Below are records to be output exactly, every one of them.
=== Exercise materials ===
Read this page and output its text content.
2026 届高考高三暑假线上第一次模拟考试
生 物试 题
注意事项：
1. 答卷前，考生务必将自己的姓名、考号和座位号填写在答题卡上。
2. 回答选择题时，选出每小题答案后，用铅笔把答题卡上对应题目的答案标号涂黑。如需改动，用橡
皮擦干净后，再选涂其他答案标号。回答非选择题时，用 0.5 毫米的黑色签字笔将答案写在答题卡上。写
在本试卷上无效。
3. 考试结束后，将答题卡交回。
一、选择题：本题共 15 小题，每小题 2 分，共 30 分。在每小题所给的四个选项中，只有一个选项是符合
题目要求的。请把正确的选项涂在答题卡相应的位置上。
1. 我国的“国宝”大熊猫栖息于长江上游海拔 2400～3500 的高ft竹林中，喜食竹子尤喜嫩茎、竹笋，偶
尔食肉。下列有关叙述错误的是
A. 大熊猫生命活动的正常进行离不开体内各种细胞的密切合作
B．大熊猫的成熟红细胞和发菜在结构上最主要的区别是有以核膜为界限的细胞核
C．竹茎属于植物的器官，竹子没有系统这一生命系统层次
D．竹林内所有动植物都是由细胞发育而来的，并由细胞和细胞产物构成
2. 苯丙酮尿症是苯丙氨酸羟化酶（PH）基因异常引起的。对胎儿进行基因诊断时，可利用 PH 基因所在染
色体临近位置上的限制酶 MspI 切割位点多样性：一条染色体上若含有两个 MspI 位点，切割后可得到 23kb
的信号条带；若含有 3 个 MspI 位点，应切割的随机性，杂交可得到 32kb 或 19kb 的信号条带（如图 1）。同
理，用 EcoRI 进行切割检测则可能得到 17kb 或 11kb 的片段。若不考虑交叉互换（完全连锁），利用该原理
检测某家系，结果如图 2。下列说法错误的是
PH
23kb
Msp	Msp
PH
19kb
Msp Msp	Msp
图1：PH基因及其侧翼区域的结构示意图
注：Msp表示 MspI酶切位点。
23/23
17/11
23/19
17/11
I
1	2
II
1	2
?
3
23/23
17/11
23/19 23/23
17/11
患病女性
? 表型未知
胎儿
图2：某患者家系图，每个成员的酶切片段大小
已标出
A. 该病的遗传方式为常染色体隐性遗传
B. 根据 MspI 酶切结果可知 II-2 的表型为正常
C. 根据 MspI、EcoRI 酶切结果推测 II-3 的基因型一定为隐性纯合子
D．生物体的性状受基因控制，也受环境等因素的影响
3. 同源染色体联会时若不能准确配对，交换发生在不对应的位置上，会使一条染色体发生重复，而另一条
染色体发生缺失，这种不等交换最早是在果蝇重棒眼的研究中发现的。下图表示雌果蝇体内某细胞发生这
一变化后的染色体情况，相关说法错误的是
===
Answer
Read this page and output its text content.
2026 届高考高三暑假线上第一次模拟考试
生 物试 题
注意事项：
1. 答卷前，考生务必将自己的姓名、考号和座位号填写在答题卡上。
2. 回答选择题时，选出每小题答案后，用铅笔把答题卡上对应题目的答案标号涂黑。如需改动，用橡
皮擦干净后，再选涂其他答案标号。回答非选择题时，用 0.5 毫米的黑色签字笔将答案写在答题卡上。写
在本试卷上无效。
3. 考试结束后，将答题卡交回。
一、选择题：本题共 15 小题，每小题 2 分，共 30 分。在每小题所给的四个选项中，只有一个选项是符合
题目要求的。请把正确的选项涂在答题卡相应的位置上。
1. 我国的“国宝”大熊猫栖息于长江上游海拔 2400～3500 的高ft竹林中，喜食竹子尤喜嫩茎、竹笋，偶
尔食肉。下列有关叙述错误的是
A. 大熊猫生命活动的正常进行离不开体内各种细胞的密切合作
B．大熊猫的成熟红细胞和发菜在结构上最主要的区别是有以核膜为界限的细胞核
C．竹茎属于植物的器官，竹子没有系统这一生命系统层次
D．竹林内所有动植物都是由细胞发育而来的，并由细胞和细胞产物构成
2. 苯丙酮尿症是苯丙氨酸羟化酶（PH）基因异常引起的。对胎儿进行基因诊断时，可利用 PH 基因所在染
色体临近位置上的限制酶 MspI 切割位点多样性：一条染色体上若含有两个 MspI 位点，切割后可得到 23kb
的信号条带；若含有 3 个 MspI 位点，应切割的随机性，杂交可得到 32kb 或 19kb 的信号条带（如图 1）。同
理，用 EcoRI 进行切割检测则可能得到 17kb 或 11kb 的片段。若不考虑交叉互换（完全连锁），利用该原理
检测某家系，结果如图 2。下列说法错误的是
PH
23kb
Msp	Msp
PH
19kb
Msp Msp	Msp
图1：PH基因及其侧翼区域的结构示意图
注：Msp表示 MspI酶切位点。
23/23
17/11
23/19
17/11
I
1	2
II
1	2
?
3
23/23
17/11
23/19 23/23
17/11
患病女性
? 表型未知
胎儿
图2：某患者家系图，每个成员的酶切片段大小
已标出
A. 该病的遗传方式为常染色体隐性遗传
B. 根据 MspI 酶切结果可知 II-2 的表型为正常
C. 根据 MspI、EcoRI 酶切结果推测 II-3 的基因型一定为隐性纯合子
D．生物体的性状受基因控制，也受环境等因素的影响
3. 同源染色体联会时若不能准确配对，交换发生在不对应的位置上，会使一条染色体发生重复，而另一条
染色体发生缺失，这种不等交换最早是在果蝇重棒眼的研究中发现的。下图表示雌果蝇体内某细胞发生这
一变化后的染色体情况，相关说法错误的是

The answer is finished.